# Your task
Lift every line from the entries that includes the word "name".

[Dataset records on visual material]
---

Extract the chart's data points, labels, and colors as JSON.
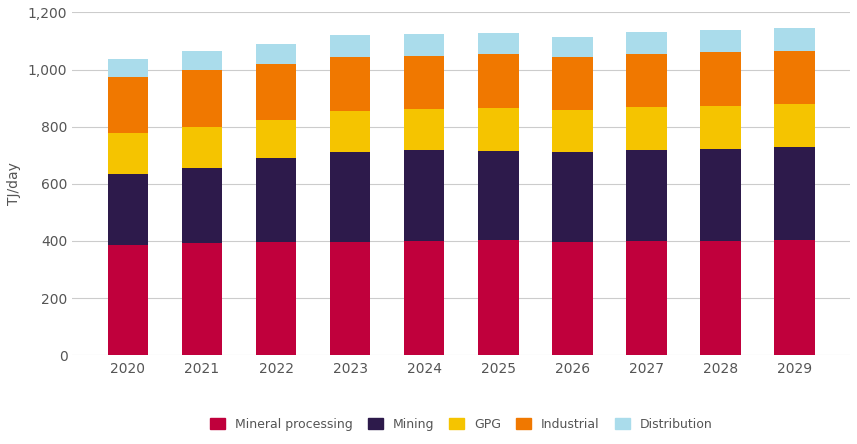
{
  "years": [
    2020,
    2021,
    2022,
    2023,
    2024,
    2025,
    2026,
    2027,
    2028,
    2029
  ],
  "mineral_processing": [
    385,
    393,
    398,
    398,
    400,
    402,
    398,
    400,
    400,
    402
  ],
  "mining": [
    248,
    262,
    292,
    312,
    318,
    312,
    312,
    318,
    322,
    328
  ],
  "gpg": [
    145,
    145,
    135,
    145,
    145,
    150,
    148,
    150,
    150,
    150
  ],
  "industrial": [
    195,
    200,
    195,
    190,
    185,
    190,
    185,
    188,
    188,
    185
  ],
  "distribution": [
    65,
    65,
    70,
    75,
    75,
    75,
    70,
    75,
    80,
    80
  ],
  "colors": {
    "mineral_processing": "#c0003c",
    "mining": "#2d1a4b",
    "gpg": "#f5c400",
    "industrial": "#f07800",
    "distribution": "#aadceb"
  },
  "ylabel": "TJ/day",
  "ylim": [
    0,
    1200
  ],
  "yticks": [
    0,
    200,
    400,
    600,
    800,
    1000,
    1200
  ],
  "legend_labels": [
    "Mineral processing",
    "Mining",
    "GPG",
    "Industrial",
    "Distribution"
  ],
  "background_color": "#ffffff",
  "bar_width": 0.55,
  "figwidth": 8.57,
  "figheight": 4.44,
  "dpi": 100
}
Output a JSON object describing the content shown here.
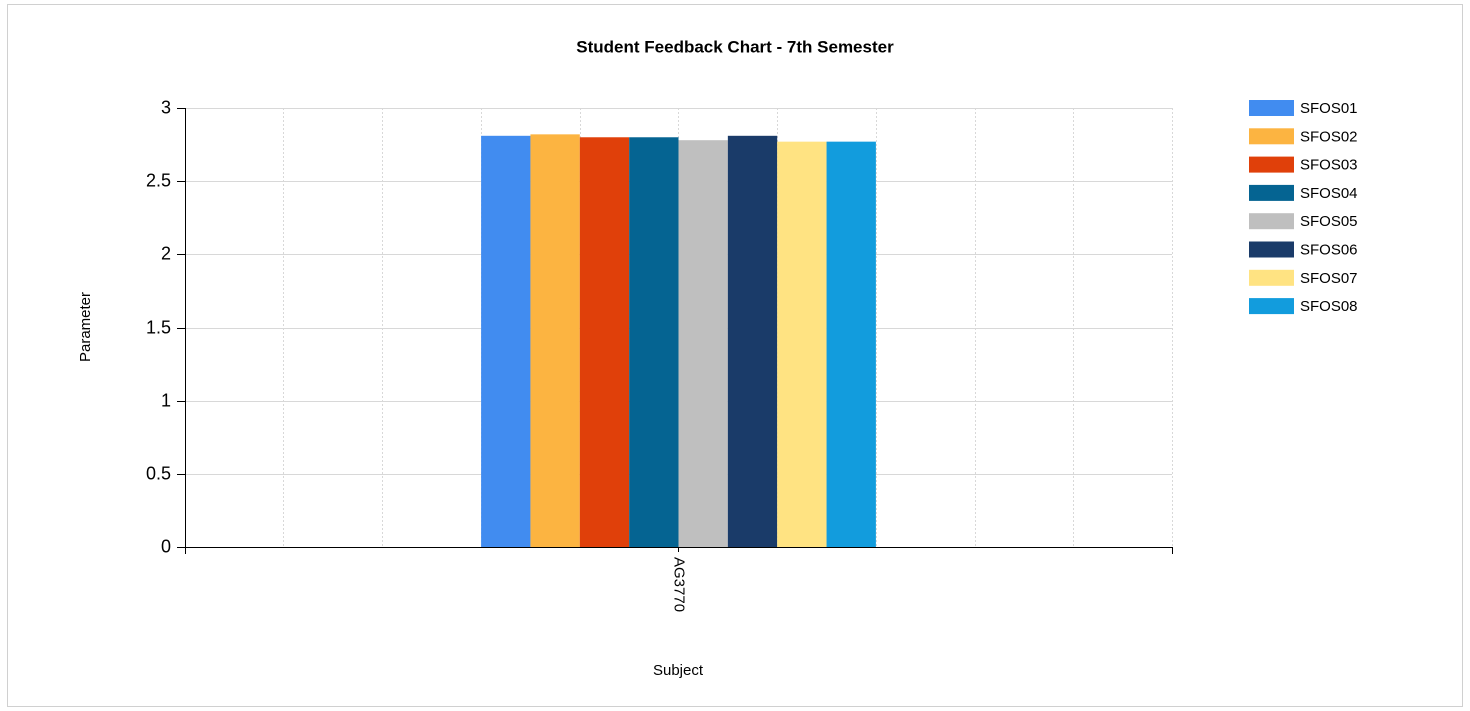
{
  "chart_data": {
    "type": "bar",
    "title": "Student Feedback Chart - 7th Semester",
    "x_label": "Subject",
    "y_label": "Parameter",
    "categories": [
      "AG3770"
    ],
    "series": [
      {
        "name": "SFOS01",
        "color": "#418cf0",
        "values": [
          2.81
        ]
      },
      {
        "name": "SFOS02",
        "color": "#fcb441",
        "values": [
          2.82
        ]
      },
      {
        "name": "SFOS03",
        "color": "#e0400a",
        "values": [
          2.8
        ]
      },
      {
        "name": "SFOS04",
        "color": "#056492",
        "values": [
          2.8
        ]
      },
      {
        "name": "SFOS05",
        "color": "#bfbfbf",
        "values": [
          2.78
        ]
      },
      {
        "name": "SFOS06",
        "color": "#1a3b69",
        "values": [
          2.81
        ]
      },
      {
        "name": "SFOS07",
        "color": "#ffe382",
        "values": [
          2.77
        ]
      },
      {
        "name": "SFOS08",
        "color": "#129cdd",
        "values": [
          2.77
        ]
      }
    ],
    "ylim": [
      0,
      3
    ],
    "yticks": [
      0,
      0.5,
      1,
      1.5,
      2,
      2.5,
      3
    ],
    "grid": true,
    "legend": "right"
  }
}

---

# Written solution
        "name": "SFOS01",
        "name": "SFOS02",
        "name": "SFOS03",
        "name": "SFOS04",
        "name": "SFOS05",
        "name": "SFOS06",
        "name": "SFOS07",
        "name": "SFOS08",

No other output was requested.